[Rows from a dataset]

━━━

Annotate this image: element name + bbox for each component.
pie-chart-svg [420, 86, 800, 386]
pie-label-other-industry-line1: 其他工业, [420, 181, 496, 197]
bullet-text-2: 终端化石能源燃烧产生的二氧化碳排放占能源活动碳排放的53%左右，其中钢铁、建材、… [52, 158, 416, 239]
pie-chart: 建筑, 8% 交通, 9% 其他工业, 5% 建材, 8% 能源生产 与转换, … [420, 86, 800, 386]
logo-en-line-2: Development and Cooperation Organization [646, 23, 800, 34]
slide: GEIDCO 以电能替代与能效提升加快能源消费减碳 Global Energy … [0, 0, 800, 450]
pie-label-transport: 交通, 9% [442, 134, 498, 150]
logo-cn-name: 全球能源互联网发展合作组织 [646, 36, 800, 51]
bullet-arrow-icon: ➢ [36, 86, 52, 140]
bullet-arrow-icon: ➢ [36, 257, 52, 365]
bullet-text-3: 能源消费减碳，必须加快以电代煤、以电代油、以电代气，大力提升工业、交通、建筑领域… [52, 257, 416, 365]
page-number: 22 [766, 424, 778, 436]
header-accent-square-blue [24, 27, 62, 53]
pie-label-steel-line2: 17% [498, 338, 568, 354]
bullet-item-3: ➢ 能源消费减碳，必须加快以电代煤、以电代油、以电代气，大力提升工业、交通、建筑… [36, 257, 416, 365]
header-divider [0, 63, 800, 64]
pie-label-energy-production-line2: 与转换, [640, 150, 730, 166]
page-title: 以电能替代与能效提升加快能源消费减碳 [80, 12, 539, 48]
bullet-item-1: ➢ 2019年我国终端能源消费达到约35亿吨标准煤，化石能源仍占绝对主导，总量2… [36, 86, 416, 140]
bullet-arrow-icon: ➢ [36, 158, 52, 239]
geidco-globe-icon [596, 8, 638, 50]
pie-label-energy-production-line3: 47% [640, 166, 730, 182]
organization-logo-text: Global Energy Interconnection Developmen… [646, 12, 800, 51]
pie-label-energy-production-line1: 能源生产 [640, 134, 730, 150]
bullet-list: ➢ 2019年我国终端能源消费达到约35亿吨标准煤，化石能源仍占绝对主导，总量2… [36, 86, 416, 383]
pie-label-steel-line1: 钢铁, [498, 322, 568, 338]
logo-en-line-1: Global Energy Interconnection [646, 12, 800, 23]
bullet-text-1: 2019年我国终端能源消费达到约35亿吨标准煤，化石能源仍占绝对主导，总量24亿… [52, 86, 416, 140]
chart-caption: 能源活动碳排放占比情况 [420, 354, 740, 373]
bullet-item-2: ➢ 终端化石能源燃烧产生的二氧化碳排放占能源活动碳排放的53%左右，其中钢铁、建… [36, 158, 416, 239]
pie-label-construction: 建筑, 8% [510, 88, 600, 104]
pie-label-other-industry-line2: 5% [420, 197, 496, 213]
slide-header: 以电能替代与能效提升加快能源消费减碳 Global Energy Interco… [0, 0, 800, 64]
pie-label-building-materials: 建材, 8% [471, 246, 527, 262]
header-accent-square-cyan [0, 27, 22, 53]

━━━

Can you print all of the data above again, line for line, with no changes?

[Worked solution]
Annotate this image: element name + bbox for each component.
pie-chart-svg [420, 86, 800, 386]
pie-label-other-industry-line1: 其他工业, [420, 181, 496, 197]
bullet-text-2: 终端化石能源燃烧产生的二氧化碳排放占能源活动碳排放的53%左右，其中钢铁、建材、… [52, 158, 416, 239]
pie-chart: 建筑, 8% 交通, 9% 其他工业, 5% 建材, 8% 能源生产 与转换, … [420, 86, 800, 386]
logo-en-line-2: Development and Cooperation Organization [646, 23, 800, 34]
slide: GEIDCO 以电能替代与能效提升加快能源消费减碳 Global Energy … [0, 0, 800, 450]
pie-label-transport: 交通, 9% [442, 134, 498, 150]
logo-cn-name: 全球能源互联网发展合作组织 [646, 36, 800, 51]
bullet-arrow-icon: ➢ [36, 86, 52, 140]
bullet-arrow-icon: ➢ [36, 257, 52, 365]
bullet-text-3: 能源消费减碳，必须加快以电代煤、以电代油、以电代气，大力提升工业、交通、建筑领域… [52, 257, 416, 365]
page-number: 22 [766, 424, 778, 436]
header-accent-square-blue [24, 27, 62, 53]
pie-label-steel-line2: 17% [498, 338, 568, 354]
bullet-item-3: ➢ 能源消费减碳，必须加快以电代煤、以电代油、以电代气，大力提升工业、交通、建筑… [36, 257, 416, 365]
header-divider [0, 63, 800, 64]
pie-label-energy-production-line2: 与转换, [640, 150, 730, 166]
page-title: 以电能替代与能效提升加快能源消费减碳 [80, 12, 539, 48]
bullet-item-1: ➢ 2019年我国终端能源消费达到约35亿吨标准煤，化石能源仍占绝对主导，总量2… [36, 86, 416, 140]
bullet-arrow-icon: ➢ [36, 158, 52, 239]
geidco-globe-icon [596, 8, 638, 50]
pie-label-energy-production-line3: 47% [640, 166, 730, 182]
organization-logo-text: Global Energy Interconnection Developmen… [646, 12, 800, 51]
pie-label-energy-production-line1: 能源生产 [640, 134, 730, 150]
bullet-list: ➢ 2019年我国终端能源消费达到约35亿吨标准煤，化石能源仍占绝对主导，总量2… [36, 86, 416, 383]
pie-label-steel-line1: 钢铁, [498, 322, 568, 338]
logo-en-line-1: Global Energy Interconnection [646, 12, 800, 23]
bullet-text-1: 2019年我国终端能源消费达到约35亿吨标准煤，化石能源仍占绝对主导，总量24亿… [52, 86, 416, 140]
chart-caption: 能源活动碳排放占比情况 [420, 354, 740, 373]
bullet-item-2: ➢ 终端化石能源燃烧产生的二氧化碳排放占能源活动碳排放的53%左右，其中钢铁、建… [36, 158, 416, 239]
pie-label-construction: 建筑, 8% [510, 88, 600, 104]
pie-label-other-industry-line2: 5% [420, 197, 496, 213]
slide-header: 以电能替代与能效提升加快能源消费减碳 Global Energy Interco… [0, 0, 800, 64]
pie-label-building-materials: 建材, 8% [471, 246, 527, 262]
header-accent-square-cyan [0, 27, 22, 53]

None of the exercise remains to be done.